[Given problem 1]
Translate into Spanish this sentence from the energy conservation thread below: "The rod hangs straight down at rest with a small massive ball attached to its bottom end."
[Given problem 2]
Write the next part of the energy conservation thread below, picking up after its final line.

[Page text]
* * * *
Conservation of Energy Equations -

In summary, this conversation discusses various physics problems involving motion, forces, and energy. The first problem involves a bead sliding without friction around a loop-the-loop and finding its speed and normal force. The second problem involves a particle sliding on a frictionless track and determining its speed and the net work done by gravity. The third problem involves a swinging ball attached to a rod and determining the minimum speed required to make it go over the top of a circle. The fourth problem involves a block sliding down a surface and calculating its speed after falling a certain distance. The fifth problem involves a block moving up an inclined plane and calculating changes in kinetic and potential energy, as well as determining the frictional force and coefficient of kinetic friction. The sixth problem
  • #1
jpond89
3
0
1.) A bead slides without friction around a loop-the-loop as shown in the figure below. The bead is released from a height h = 4.00R.
(a) What is the bead's speed (V) at point A? Answer in terms of R and g, the acceleration of gravity.

(b) How large is the normal force on the bead if its mass is 5.10 g?


W_net=K_F - K_I

Sorry I have no idea what is going on in this class. I am trying really hard to understand but my teacher is very old, he is wise, but it is really hard to understand him and he writes really small so I can't understand it. He assigned everyone seats and I was forced to sit in the back. Please help me.


2.) A particle of mass m = 3.90 kg is released from point A and slides on the frictionless track shown in the figure below. (ha = 6.70 m.)
(a) Determine the particle's speed at points B and C.
(b) Determine the net work done by the gravitational force in moving the particle from A to C.



3.) A light, rigid rod is 76.6 cm long. Its top end is pivoted on a low-friction horizontal axle. The rod hangs straight down at rest with a small massive ball attached to its bottom end. You strike the ball, suddenly giving it a horizontal velocity so that it swings around in a full circle. What minimum speed at the bottom is required to make the ball go over the top of the circle?



4.) The coefficient of friction between the 3.00 kg block and surface in the figure below is 0.300. The system starts from rest. What is the speed of the 5.00 kg ball when it has fallen 1.90 m?



5.)A 5.20 kg block is set into motion up an inclined plane with an initial speed of v0 = 7.70 m/s. The block comes to rest after traveling 3.00 m along the plane, which is inclined at an angle of 30.0° to the horizontal.
(a) For this motion, determine the change in the block's kinetic energy.
(b) For this motion, determine the change in potential energy of the block-Earth system.
(c) Determine the frictional force exerted on the block (assumed to be constant).
* * * *
[Given information]
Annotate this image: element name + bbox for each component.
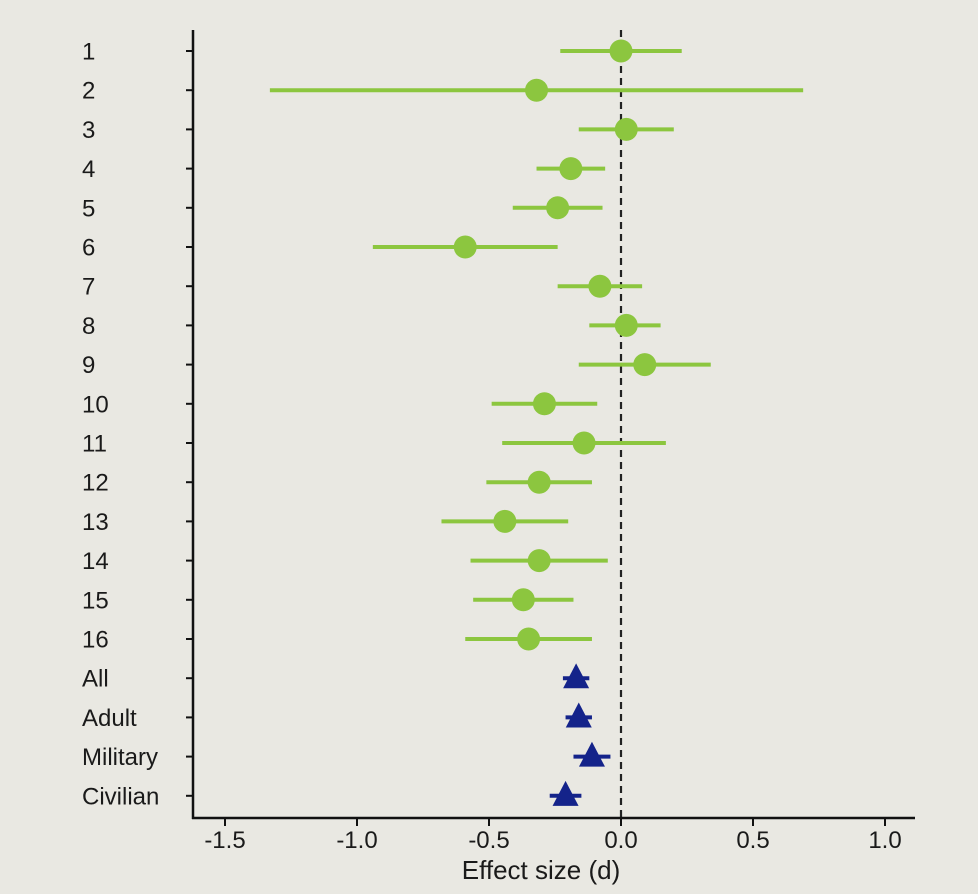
* * * *
[Exercise result 1]
La varilla cuelga recta hacia abajo, en reposo, con una pequeña bola maciza sujeta a su extremo inferior.

[Exercise result 2]
(d) What is the coefficient of kinetic friction?



6. A loaded ore car has a mass of 895 kg and rolls on rails with negligible friction. It starts from rest and is pulled up a mine shaft by a cable connected to a winch. The shaft is inclined at 29.0° above the horizontal. The car accelerates uniformly to a speed of 2.20 m/s in 13.0 s and then continues at constant speed.
(a) What power must the winch motor provide when the car is moving at constant speed?
(b) What maximum power must the winch motor provide?
(c) What total energy transfers out of the motor by work by the time the car moves off the end of the track, which is of length 1350 m?



7. A 10.0 kg block is released from point A in the figure below. The track is frictionless except for the portion between points B and C, which has a length of 6.00 m. The block travels down the track, hits a spring of force constant 2200 N/m, and compresses the spring to 0.350 m from its equilibrium position before coming to rest momentarily. Determine the coefficient of kinetic friction between the block and the rough surface between B and C.



8. A 20.0 kg block is connected to a 30.0 kg block by a string that passes over a light, frictionless pulley. The 30.0 kg block is connected to a spring that has negligible mass and a force constant of 280 N/m, as shown in the figure below. The spring is unstretched when the system is as shown in the figure, and the incline is frictionless. The 20.0 kg block is pulled 16.0 cm down the incline (so that the 30.0 kg block is 36.0 cm above the floor) and released from rest. Find the speed of each block when the 30.0 kg block is 20.0 cm above the floor (that is, when the spring is unstretched).



9. A block of mass 0.500 kg is pushed against a horizontal spring of negligible mass until the spring is compressed a distance x. The force constant of the spring is 450 N/m. When it is released, the block travels along a frictionless, horizontal surface to point B, the bottom of a vertical circular track of radius R = 1.00 m, and continues to move up the track. The speed of the block at the bottom of the track is vB = 13.5 m/s, and the block experiences an average frictional force of 7.00 N while sliding up the track.
(a) What is x?
(b) What speed do you predict for the block at the top of the track?
(c)Does the block actually reach the top of the track, or does it fall off before reaching the top?



10. A roller-coaster is released from rest at the top of the first rise and then moves freely with negligible friction. The roller coaster shown in the figure below has a circular loop of radius R in a vertical plane.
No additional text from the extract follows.